▶ Stated goal:
Read the lines that follow and pick out every one containing the word "船舶设备环境试验方法".

▶ Data for this exercise:
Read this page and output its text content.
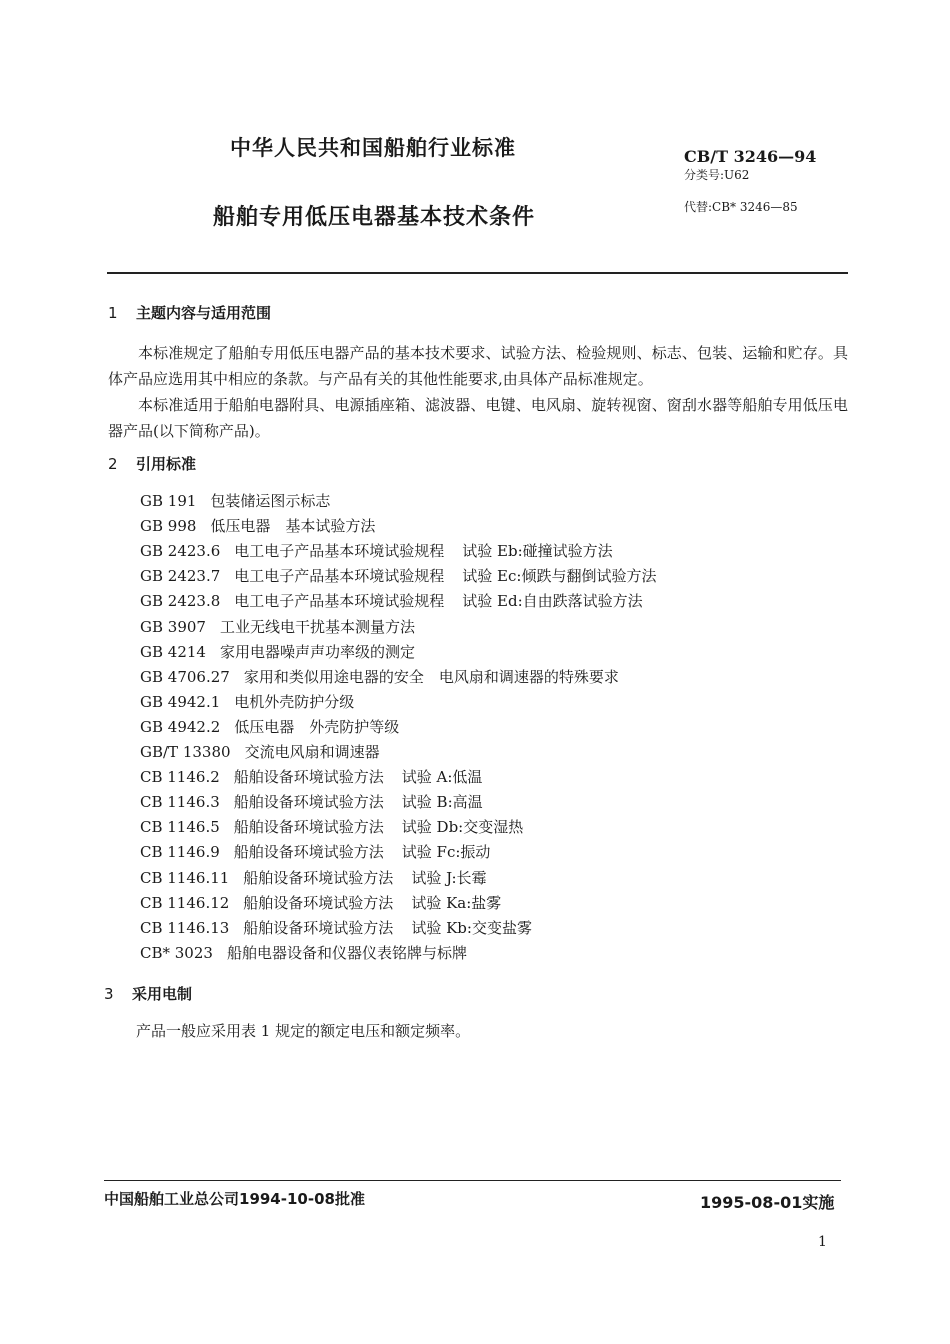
中华人民共和国船舶行业标准
船舶专用低压电器基本技术条件
CB/T 3246—94
分类号:U62
代替:CB* 3246—85
1 主题内容与适用范围

本标准规定了船舶专用低压电器产品的基本技术要求、试验方法、检验规则、标志、包装、运输和贮存。具体产品应选用其中相应的条款。与产品有关的其他性能要求,由具体产品标准规定。

本标准适用于船舶电器附具、电源插座箱、滤波器、电键、电风扇、旋转视窗、窗刮水器等船舶专用低压电器产品(以下简称产品)。

2 引用标准
GB 191 包装储运图示标志
GB 998 低压电器　基本试验方法
GB 2423.6 电工电子产品基本环境试验规程 试验 Eb:碰撞试验方法
GB 2423.7 电工电子产品基本环境试验规程 试验 Ec:倾跌与翻倒试验方法
GB 2423.8 电工电子产品基本环境试验规程 试验 Ed:自由跌落试验方法
GB 3907 工业无线电干扰基本测量方法
GB 4214 家用电器噪声声功率级的测定
GB 4706.27 家用和类似用途电器的安全　电风扇和调速器的特殊要求
GB 4942.1 电机外壳防护分级
GB 4942.2 低压电器　外壳防护等级
GB/T 13380 交流电风扇和调速器
CB 1146.2 船舶设备环境试验方法 试验 A:低温
CB 1146.3 船舶设备环境试验方法 试验 B:高温
CB 1146.5 船舶设备环境试验方法 试验 Db:交变湿热
CB 1146.9 船舶设备环境试验方法 试验 Fc:振动
CB 1146.11 船舶设备环境试验方法 试验 J:长霉
CB 1146.12 船舶设备环境试验方法 试验 Ka:盐雾
CB 1146.13 船舶设备环境试验方法 试验 Kb:交变盐雾
CB* 3023 船舶电器设备和仪器仪表铭牌与标牌
3 采用电制
产品一般应采用表 1 规定的额定电压和额定频率。
中国船舶工业总公司1994-10-08批准	1995-08-01实施
1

▶ Written solution:
CB 1146.2 船舶设备环境试验方法 试验 A:低温
CB 1146.3 船舶设备环境试验方法 试验 B:高温
CB 1146.5 船舶设备环境试验方法 试验 Db:交变湿热
CB 1146.9 船舶设备环境试验方法 试验 Fc:振动
CB 1146.11 船舶设备环境试验方法 试验 J:长霉
CB 1146.12 船舶设备环境试验方法 试验 Ka:盐雾
CB 1146.13 船舶设备环境试验方法 试验 Kb:交变盐雾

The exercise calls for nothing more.